• [DO THIS]
Locate every line in the records below that holds the word "异花传粉" and return each one.

Data entries:
◆ ◆ ◆ ◆

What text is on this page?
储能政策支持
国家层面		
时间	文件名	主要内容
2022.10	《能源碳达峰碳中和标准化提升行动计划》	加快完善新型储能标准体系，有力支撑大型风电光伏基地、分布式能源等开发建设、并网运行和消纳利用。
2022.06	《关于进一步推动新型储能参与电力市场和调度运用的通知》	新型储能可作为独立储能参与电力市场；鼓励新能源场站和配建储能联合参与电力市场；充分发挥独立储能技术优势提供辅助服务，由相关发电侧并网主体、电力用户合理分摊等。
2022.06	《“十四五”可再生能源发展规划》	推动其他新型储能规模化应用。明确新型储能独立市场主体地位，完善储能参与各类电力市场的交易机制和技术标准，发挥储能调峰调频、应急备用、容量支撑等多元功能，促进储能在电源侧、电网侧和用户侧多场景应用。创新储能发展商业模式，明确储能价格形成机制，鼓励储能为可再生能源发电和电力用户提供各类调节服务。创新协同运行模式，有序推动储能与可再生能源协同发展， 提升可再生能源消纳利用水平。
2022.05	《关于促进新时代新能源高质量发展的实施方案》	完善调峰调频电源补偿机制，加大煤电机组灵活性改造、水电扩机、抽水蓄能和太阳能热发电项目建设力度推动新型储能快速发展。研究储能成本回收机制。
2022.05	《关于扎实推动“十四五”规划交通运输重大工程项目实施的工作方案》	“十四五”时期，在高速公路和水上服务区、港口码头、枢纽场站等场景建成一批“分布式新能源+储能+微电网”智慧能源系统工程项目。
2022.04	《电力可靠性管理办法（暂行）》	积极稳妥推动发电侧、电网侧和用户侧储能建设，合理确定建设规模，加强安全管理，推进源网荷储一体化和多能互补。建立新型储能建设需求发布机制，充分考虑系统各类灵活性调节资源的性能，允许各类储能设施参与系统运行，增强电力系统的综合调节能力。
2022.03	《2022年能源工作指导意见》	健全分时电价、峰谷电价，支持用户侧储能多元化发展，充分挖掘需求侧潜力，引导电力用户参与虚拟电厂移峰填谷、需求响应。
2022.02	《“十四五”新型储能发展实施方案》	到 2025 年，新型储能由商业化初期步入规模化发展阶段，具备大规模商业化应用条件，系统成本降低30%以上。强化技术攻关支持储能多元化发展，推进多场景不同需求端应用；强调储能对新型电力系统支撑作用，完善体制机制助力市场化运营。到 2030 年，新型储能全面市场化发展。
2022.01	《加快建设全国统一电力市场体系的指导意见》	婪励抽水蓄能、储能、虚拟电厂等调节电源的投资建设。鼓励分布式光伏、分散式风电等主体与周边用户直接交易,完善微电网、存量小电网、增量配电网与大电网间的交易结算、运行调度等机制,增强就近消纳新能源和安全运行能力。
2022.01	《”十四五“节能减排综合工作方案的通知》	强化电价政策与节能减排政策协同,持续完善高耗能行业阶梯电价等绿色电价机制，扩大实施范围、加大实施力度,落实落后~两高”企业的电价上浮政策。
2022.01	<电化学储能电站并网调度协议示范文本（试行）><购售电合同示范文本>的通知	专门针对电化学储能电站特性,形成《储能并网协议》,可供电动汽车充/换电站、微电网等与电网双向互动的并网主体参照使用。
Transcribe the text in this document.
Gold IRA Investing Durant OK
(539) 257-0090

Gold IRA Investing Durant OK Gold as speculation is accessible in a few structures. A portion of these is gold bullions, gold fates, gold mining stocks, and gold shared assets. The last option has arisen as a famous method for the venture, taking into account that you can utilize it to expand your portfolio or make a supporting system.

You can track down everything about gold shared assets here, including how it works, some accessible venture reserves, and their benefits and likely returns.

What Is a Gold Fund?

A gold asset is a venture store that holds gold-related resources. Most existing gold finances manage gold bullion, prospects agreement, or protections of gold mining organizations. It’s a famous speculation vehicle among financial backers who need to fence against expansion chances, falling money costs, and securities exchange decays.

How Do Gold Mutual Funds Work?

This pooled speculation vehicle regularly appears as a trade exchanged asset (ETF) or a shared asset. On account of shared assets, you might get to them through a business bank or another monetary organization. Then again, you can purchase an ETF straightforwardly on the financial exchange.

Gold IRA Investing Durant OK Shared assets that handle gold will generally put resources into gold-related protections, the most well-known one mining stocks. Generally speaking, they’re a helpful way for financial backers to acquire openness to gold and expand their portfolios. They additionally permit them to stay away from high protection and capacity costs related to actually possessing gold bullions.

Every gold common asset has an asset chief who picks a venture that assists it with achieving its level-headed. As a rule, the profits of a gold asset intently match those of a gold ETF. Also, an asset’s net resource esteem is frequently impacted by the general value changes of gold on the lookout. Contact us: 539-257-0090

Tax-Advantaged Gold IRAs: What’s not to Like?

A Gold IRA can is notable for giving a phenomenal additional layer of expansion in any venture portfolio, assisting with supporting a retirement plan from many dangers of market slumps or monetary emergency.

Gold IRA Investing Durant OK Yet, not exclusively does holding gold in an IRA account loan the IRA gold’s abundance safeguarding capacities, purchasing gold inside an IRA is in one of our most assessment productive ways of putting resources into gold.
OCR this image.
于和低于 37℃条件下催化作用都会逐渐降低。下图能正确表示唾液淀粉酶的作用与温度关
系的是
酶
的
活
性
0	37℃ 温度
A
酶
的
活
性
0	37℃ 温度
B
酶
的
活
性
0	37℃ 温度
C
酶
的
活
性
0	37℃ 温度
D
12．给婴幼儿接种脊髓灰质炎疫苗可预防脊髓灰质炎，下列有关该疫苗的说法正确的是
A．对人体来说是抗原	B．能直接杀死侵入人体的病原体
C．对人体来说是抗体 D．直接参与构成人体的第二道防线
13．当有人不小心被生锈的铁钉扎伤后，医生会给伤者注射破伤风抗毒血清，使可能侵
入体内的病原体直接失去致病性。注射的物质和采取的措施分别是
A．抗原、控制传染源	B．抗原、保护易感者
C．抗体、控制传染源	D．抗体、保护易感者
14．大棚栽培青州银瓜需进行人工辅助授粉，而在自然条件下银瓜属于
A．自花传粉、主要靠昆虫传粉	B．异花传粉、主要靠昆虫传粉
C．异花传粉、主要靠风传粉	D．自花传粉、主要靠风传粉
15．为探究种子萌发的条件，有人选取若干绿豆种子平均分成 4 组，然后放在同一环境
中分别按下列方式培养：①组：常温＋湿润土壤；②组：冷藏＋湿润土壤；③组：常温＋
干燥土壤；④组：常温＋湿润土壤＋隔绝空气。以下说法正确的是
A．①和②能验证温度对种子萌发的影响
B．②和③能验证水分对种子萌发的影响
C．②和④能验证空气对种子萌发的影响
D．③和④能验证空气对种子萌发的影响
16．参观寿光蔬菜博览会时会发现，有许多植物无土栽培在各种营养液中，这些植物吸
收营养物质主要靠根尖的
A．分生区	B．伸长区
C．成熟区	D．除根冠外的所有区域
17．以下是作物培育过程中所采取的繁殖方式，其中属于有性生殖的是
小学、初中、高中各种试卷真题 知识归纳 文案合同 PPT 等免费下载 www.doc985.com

◆ ◆ ◆ ◆

• [ANSWER TO THE TASK]
A．自花传粉、主要靠昆虫传粉	B．异花传粉、主要靠昆虫传粉
C．异花传粉、主要靠风传粉	D．自花传粉、主要靠风传粉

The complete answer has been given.